Saved data entries:
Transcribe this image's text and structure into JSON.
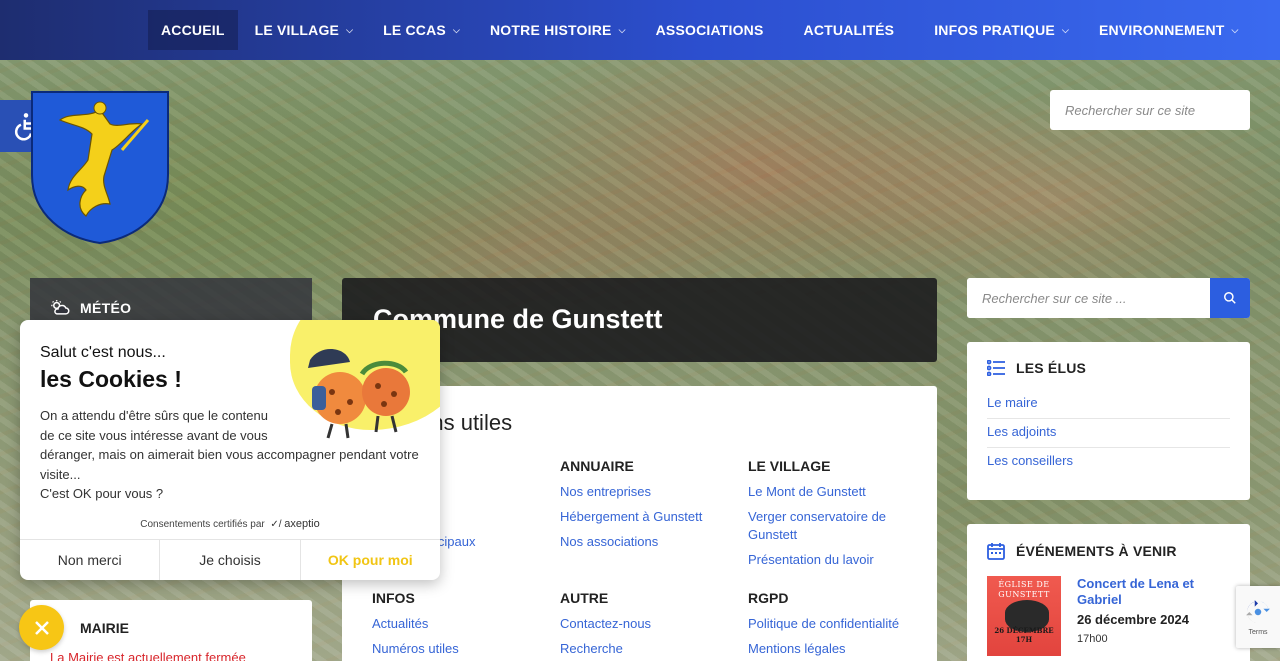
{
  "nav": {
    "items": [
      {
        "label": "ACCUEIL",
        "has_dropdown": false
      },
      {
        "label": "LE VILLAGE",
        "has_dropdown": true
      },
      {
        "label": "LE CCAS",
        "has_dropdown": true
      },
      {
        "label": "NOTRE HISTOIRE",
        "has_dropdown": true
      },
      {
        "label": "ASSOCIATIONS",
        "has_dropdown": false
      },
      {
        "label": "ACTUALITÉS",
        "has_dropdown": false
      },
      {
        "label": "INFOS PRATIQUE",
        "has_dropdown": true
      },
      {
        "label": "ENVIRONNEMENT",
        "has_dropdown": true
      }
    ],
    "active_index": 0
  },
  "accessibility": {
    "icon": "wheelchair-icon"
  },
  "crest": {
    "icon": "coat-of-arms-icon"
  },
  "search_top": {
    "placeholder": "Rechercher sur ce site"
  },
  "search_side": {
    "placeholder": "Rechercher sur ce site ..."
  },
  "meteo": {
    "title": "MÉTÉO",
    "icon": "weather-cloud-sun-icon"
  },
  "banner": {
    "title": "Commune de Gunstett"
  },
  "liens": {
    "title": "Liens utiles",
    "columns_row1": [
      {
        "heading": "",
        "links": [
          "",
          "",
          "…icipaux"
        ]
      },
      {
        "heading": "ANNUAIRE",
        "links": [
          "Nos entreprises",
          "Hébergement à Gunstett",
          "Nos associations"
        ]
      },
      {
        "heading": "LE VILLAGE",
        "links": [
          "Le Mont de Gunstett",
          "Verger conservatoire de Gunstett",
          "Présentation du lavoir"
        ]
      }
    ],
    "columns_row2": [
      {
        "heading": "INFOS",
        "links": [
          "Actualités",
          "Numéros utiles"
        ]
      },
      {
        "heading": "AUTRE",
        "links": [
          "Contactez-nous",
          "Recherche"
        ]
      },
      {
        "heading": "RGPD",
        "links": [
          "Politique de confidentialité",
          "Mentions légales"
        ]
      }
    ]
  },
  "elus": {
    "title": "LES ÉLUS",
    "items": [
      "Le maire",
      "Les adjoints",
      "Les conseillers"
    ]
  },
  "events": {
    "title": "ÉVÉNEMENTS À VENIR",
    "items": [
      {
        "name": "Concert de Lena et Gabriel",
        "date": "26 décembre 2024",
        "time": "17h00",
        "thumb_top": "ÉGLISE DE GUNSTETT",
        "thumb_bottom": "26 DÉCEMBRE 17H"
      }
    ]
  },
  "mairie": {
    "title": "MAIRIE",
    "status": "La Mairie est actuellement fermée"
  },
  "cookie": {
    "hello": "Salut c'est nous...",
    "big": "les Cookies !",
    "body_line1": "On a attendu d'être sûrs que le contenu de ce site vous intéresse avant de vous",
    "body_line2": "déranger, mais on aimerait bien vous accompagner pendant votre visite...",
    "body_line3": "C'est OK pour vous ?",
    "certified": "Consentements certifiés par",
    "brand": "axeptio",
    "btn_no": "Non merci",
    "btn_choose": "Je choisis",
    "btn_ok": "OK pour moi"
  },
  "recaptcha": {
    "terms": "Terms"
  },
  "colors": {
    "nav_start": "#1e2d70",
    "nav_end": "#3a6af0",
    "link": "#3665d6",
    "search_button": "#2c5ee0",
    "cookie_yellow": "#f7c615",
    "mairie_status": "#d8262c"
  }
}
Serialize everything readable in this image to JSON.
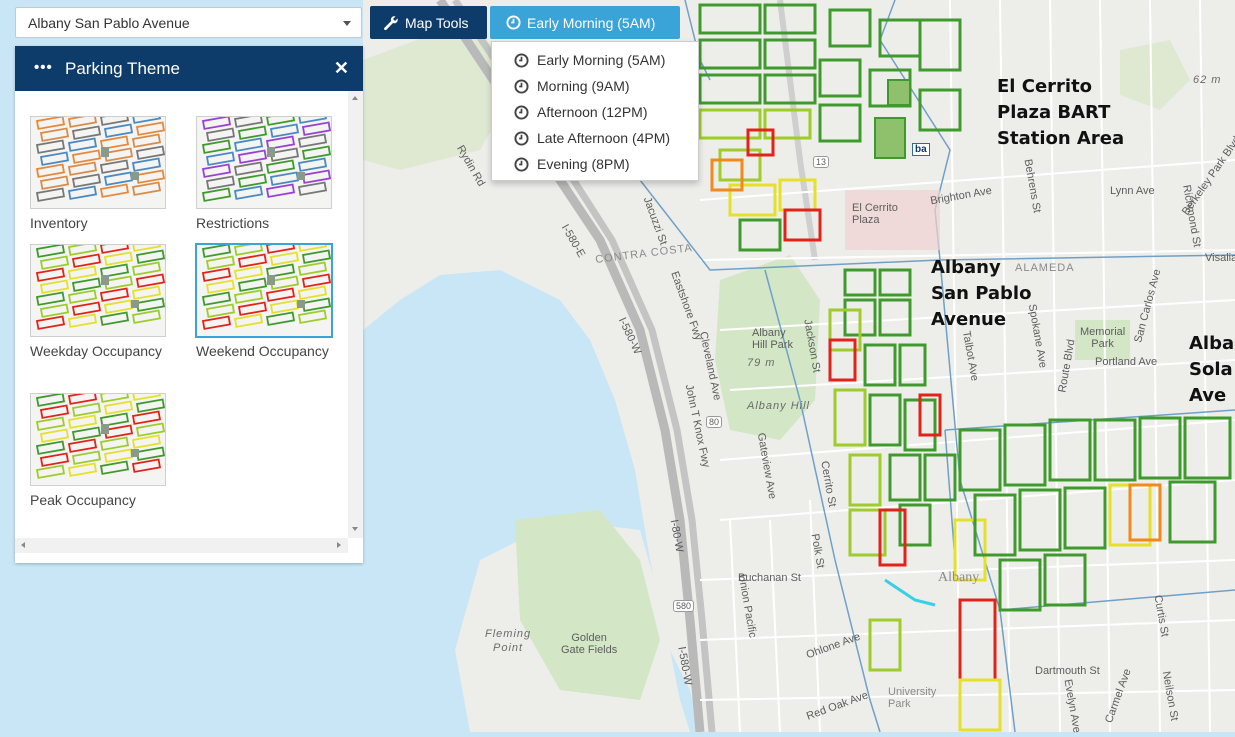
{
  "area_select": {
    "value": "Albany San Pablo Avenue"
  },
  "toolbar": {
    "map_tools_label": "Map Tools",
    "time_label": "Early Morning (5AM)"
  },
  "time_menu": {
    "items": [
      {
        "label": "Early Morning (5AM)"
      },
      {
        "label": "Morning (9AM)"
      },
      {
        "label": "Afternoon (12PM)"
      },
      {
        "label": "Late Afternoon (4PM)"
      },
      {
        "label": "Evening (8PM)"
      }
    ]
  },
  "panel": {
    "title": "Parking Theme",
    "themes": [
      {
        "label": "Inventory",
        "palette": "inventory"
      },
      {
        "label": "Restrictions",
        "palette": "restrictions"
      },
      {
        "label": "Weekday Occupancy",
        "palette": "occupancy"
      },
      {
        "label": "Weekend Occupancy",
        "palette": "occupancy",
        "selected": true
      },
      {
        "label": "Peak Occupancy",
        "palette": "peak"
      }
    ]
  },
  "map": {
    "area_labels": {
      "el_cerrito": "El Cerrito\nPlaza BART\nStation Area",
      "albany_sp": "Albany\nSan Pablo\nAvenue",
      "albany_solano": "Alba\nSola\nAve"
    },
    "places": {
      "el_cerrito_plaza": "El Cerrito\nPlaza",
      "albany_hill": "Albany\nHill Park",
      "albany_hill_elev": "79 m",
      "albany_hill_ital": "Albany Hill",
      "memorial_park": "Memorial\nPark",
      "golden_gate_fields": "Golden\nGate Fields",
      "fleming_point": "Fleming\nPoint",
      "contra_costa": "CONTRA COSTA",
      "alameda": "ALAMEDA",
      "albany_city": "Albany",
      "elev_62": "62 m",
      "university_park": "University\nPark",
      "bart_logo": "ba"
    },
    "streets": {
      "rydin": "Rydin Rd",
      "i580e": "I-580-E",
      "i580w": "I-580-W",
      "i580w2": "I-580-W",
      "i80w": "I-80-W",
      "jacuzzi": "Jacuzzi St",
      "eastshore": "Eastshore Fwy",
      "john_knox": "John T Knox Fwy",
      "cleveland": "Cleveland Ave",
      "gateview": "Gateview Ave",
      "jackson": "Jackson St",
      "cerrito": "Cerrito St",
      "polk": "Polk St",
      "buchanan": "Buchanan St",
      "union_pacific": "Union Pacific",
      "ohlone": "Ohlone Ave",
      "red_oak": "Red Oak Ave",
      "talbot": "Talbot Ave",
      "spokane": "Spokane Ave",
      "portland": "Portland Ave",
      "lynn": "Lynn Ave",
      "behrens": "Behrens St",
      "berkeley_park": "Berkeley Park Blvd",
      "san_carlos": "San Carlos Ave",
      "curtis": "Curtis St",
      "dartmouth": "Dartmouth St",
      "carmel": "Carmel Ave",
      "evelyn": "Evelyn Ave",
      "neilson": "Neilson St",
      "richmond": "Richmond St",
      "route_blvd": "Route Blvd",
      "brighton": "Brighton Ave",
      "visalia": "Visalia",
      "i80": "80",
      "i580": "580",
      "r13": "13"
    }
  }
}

- [PROBLEM DETAILS]: Your task is an exact transcription of all the data, minus the pictures.

- [COMPLETE RESPONSE]:
Transcribe this image's text and structure into JSON.
{
  "nav": {
    "items": [
      {
        "label": "ACCUEIL",
        "has_dropdown": false
      },
      {
        "label": "LE VILLAGE",
        "has_dropdown": true
      },
      {
        "label": "LE CCAS",
        "has_dropdown": true
      },
      {
        "label": "NOTRE HISTOIRE",
        "has_dropdown": true
      },
      {
        "label": "ASSOCIATIONS",
        "has_dropdown": false
      },
      {
        "label": "ACTUALITÉS",
        "has_dropdown": false
      },
      {
        "label": "INFOS PRATIQUE",
        "has_dropdown": true
      },
      {
        "label": "ENVIRONNEMENT",
        "has_dropdown": true
      }
    ],
    "active_index": 0
  },
  "accessibility": {
    "icon": "wheelchair-icon"
  },
  "crest": {
    "icon": "coat-of-arms-icon"
  },
  "search_top": {
    "placeholder": "Rechercher sur ce site"
  },
  "search_side": {
    "placeholder": "Rechercher sur ce site ..."
  },
  "meteo": {
    "title": "MÉTÉO",
    "icon": "weather-cloud-sun-icon"
  },
  "banner": {
    "title": "Commune de Gunstett"
  },
  "liens": {
    "title": "Liens utiles",
    "columns_row1": [
      {
        "heading": "",
        "links": [
          "",
          "",
          "…icipaux"
        ]
      },
      {
        "heading": "ANNUAIRE",
        "links": [
          "Nos entreprises",
          "Hébergement à Gunstett",
          "Nos associations"
        ]
      },
      {
        "heading": "LE VILLAGE",
        "links": [
          "Le Mont de Gunstett",
          "Verger conservatoire de Gunstett",
          "Présentation du lavoir"
        ]
      }
    ],
    "columns_row2": [
      {
        "heading": "INFOS",
        "links": [
          "Actualités",
          "Numéros utiles"
        ]
      },
      {
        "heading": "AUTRE",
        "links": [
          "Contactez-nous",
          "Recherche"
        ]
      },
      {
        "heading": "RGPD",
        "links": [
          "Politique de confidentialité",
          "Mentions légales"
        ]
      }
    ]
  },
  "elus": {
    "title": "LES ÉLUS",
    "items": [
      "Le maire",
      "Les adjoints",
      "Les conseillers"
    ]
  },
  "events": {
    "title": "ÉVÉNEMENTS À VENIR",
    "items": [
      {
        "name": "Concert de Lena et Gabriel",
        "date": "26 décembre 2024",
        "time": "17h00",
        "thumb_top": "ÉGLISE DE GUNSTETT",
        "thumb_bottom": "26 DÉCEMBRE 17H"
      }
    ]
  },
  "mairie": {
    "title": "MAIRIE",
    "status": "La Mairie est actuellement fermée"
  },
  "cookie": {
    "hello": "Salut c'est nous...",
    "big": "les Cookies !",
    "body_line1": "On a attendu d'être sûrs que le contenu de ce site vous intéresse avant de vous",
    "body_line2": "déranger, mais on aimerait bien vous accompagner pendant votre visite...",
    "body_line3": "C'est OK pour vous ?",
    "certified": "Consentements certifiés par",
    "brand": "axeptio",
    "btn_no": "Non merci",
    "btn_choose": "Je choisis",
    "btn_ok": "OK pour moi"
  },
  "recaptcha": {
    "terms": "Terms"
  },
  "colors": {
    "nav_start": "#1e2d70",
    "nav_end": "#3a6af0",
    "link": "#3665d6",
    "search_button": "#2c5ee0",
    "cookie_yellow": "#f7c615",
    "mairie_status": "#d8262c"
  }
}
Serialize everything readable in this image to JSON.
{
  "area_select": {
    "value": "Albany San Pablo Avenue"
  },
  "toolbar": {
    "map_tools_label": "Map Tools",
    "time_label": "Early Morning (5AM)"
  },
  "time_menu": {
    "items": [
      {
        "label": "Early Morning (5AM)"
      },
      {
        "label": "Morning (9AM)"
      },
      {
        "label": "Afternoon (12PM)"
      },
      {
        "label": "Late Afternoon (4PM)"
      },
      {
        "label": "Evening (8PM)"
      }
    ]
  },
  "panel": {
    "title": "Parking Theme",
    "themes": [
      {
        "label": "Inventory",
        "palette": "inventory"
      },
      {
        "label": "Restrictions",
        "palette": "restrictions"
      },
      {
        "label": "Weekday Occupancy",
        "palette": "occupancy"
      },
      {
        "label": "Weekend Occupancy",
        "palette": "occupancy",
        "selected": true
      },
      {
        "label": "Peak Occupancy",
        "palette": "peak"
      }
    ]
  },
  "map": {
    "area_labels": {
      "el_cerrito": "El Cerrito\nPlaza BART\nStation Area",
      "albany_sp": "Albany\nSan Pablo\nAvenue",
      "albany_solano": "Alba\nSola\nAve"
    },
    "places": {
      "el_cerrito_plaza": "El Cerrito\nPlaza",
      "albany_hill": "Albany\nHill Park",
      "albany_hill_elev": "79 m",
      "albany_hill_ital": "Albany Hill",
      "memorial_park": "Memorial\nPark",
      "golden_gate_fields": "Golden\nGate Fields",
      "fleming_point": "Fleming\nPoint",
      "contra_costa": "CONTRA COSTA",
      "alameda": "ALAMEDA",
      "albany_city": "Albany",
      "elev_62": "62 m",
      "university_park": "University\nPark",
      "bart_logo": "ba"
    },
    "streets": {
      "rydin": "Rydin Rd",
      "i580e": "I-580-E",
      "i580w": "I-580-W",
      "i580w2": "I-580-W",
      "i80w": "I-80-W",
      "jacuzzi": "Jacuzzi St",
      "eastshore": "Eastshore Fwy",
      "john_knox": "John T Knox Fwy",
      "cleveland": "Cleveland Ave",
      "gateview": "Gateview Ave",
      "jackson": "Jackson St",
      "cerrito": "Cerrito St",
      "polk": "Polk St",
      "buchanan": "Buchanan St",
      "union_pacific": "Union Pacific",
      "ohlone": "Ohlone Ave",
      "red_oak": "Red Oak Ave",
      "talbot": "Talbot Ave",
      "spokane": "Spokane Ave",
      "portland": "Portland Ave",
      "lynn": "Lynn Ave",
      "behrens": "Behrens St",
      "berkeley_park": "Berkeley Park Blvd",
      "san_carlos": "San Carlos Ave",
      "curtis": "Curtis St",
      "dartmouth": "Dartmouth St",
      "carmel": "Carmel Ave",
      "evelyn": "Evelyn Ave",
      "neilson": "Neilson St",
      "richmond": "Richmond St",
      "route_blvd": "Route Blvd",
      "brighton": "Brighton Ave",
      "visalia": "Visalia",
      "i80": "80",
      "i580": "580",
      "r13": "13"
    }
  }
}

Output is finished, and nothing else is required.